#### [Task instructions]
The records that follow need to be output exactly as they are.

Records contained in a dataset
·····
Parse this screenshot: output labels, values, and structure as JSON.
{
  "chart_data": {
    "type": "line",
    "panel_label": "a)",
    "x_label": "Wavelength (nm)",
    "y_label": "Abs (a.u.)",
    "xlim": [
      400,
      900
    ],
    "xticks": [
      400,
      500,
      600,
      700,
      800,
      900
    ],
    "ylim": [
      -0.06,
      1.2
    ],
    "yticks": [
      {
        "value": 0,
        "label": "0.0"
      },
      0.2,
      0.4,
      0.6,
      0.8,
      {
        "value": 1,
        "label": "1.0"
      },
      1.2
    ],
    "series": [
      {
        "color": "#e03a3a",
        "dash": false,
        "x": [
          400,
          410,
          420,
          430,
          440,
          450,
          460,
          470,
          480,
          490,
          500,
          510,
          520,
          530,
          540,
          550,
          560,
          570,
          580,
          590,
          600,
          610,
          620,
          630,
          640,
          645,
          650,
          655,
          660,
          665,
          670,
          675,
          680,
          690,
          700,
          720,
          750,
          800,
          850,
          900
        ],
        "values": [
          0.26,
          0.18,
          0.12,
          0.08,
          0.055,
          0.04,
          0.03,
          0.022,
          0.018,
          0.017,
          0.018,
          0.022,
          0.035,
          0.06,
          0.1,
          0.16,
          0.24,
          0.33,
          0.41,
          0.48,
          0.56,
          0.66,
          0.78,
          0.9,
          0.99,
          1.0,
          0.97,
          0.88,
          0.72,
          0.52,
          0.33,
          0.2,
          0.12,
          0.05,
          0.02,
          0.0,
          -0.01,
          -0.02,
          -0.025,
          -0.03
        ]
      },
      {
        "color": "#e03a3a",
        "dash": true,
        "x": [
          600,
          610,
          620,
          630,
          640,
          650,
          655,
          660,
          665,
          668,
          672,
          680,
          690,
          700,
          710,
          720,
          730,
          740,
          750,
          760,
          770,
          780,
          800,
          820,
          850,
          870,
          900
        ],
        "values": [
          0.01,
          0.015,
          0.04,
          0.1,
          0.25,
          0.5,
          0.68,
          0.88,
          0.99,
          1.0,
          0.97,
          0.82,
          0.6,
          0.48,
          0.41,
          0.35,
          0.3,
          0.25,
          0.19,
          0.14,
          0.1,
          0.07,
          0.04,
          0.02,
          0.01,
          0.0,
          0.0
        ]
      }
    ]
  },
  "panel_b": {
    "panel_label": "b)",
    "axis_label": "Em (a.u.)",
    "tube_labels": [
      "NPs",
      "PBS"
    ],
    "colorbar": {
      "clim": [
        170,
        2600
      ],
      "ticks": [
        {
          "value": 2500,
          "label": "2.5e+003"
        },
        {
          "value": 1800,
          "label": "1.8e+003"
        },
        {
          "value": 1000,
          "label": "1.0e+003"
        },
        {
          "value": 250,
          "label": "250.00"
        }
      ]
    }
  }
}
·····
#### [Result of this task]
Parse this screenshot: output labels, values, and structure as JSON.
{
  "chart_data": {
    "type": "line",
    "panel_label": "a)",
    "x_label": "Wavelength (nm)",
    "y_label": "Abs (a.u.)",
    "xlim": [
      400,
      900
    ],
    "xticks": [
      400,
      500,
      600,
      700,
      800,
      900
    ],
    "ylim": [
      -0.06,
      1.2
    ],
    "yticks": [
      {
        "value": 0,
        "label": "0.0"
      },
      0.2,
      0.4,
      0.6,
      0.8,
      {
        "value": 1,
        "label": "1.0"
      },
      1.2
    ],
    "series": [
      {
        "color": "#e03a3a",
        "dash": false,
        "x": [
          400,
          410,
          420,
          430,
          440,
          450,
          460,
          470,
          480,
          490,
          500,
          510,
          520,
          530,
          540,
          550,
          560,
          570,
          580,
          590,
          600,
          610,
          620,
          630,
          640,
          645,
          650,
          655,
          660,
          665,
          670,
          675,
          680,
          690,
          700,
          720,
          750,
          800,
          850,
          900
        ],
        "values": [
          0.26,
          0.18,
          0.12,
          0.08,
          0.055,
          0.04,
          0.03,
          0.022,
          0.018,
          0.017,
          0.018,
          0.022,
          0.035,
          0.06,
          0.1,
          0.16,
          0.24,
          0.33,
          0.41,
          0.48,
          0.56,
          0.66,
          0.78,
          0.9,
          0.99,
          1.0,
          0.97,
          0.88,
          0.72,
          0.52,
          0.33,
          0.2,
          0.12,
          0.05,
          0.02,
          0.0,
          -0.01,
          -0.02,
          -0.025,
          -0.03
        ]
      },
      {
        "color": "#e03a3a",
        "dash": true,
        "x": [
          600,
          610,
          620,
          630,
          640,
          650,
          655,
          660,
          665,
          668,
          672,
          680,
          690,
          700,
          710,
          720,
          730,
          740,
          750,
          760,
          770,
          780,
          800,
          820,
          850,
          870,
          900
        ],
        "values": [
          0.01,
          0.015,
          0.04,
          0.1,
          0.25,
          0.5,
          0.68,
          0.88,
          0.99,
          1.0,
          0.97,
          0.82,
          0.6,
          0.48,
          0.41,
          0.35,
          0.3,
          0.25,
          0.19,
          0.14,
          0.1,
          0.07,
          0.04,
          0.02,
          0.01,
          0.0,
          0.0
        ]
      }
    ]
  },
  "panel_b": {
    "panel_label": "b)",
    "axis_label": "Em (a.u.)",
    "tube_labels": [
      "NPs",
      "PBS"
    ],
    "colorbar": {
      "clim": [
        170,
        2600
      ],
      "ticks": [
        {
          "value": 2500,
          "label": "2.5e+003"
        },
        {
          "value": 1800,
          "label": "1.8e+003"
        },
        {
          "value": 1000,
          "label": "1.0e+003"
        },
        {
          "value": 250,
          "label": "250.00"
        }
      ]
    }
  }
}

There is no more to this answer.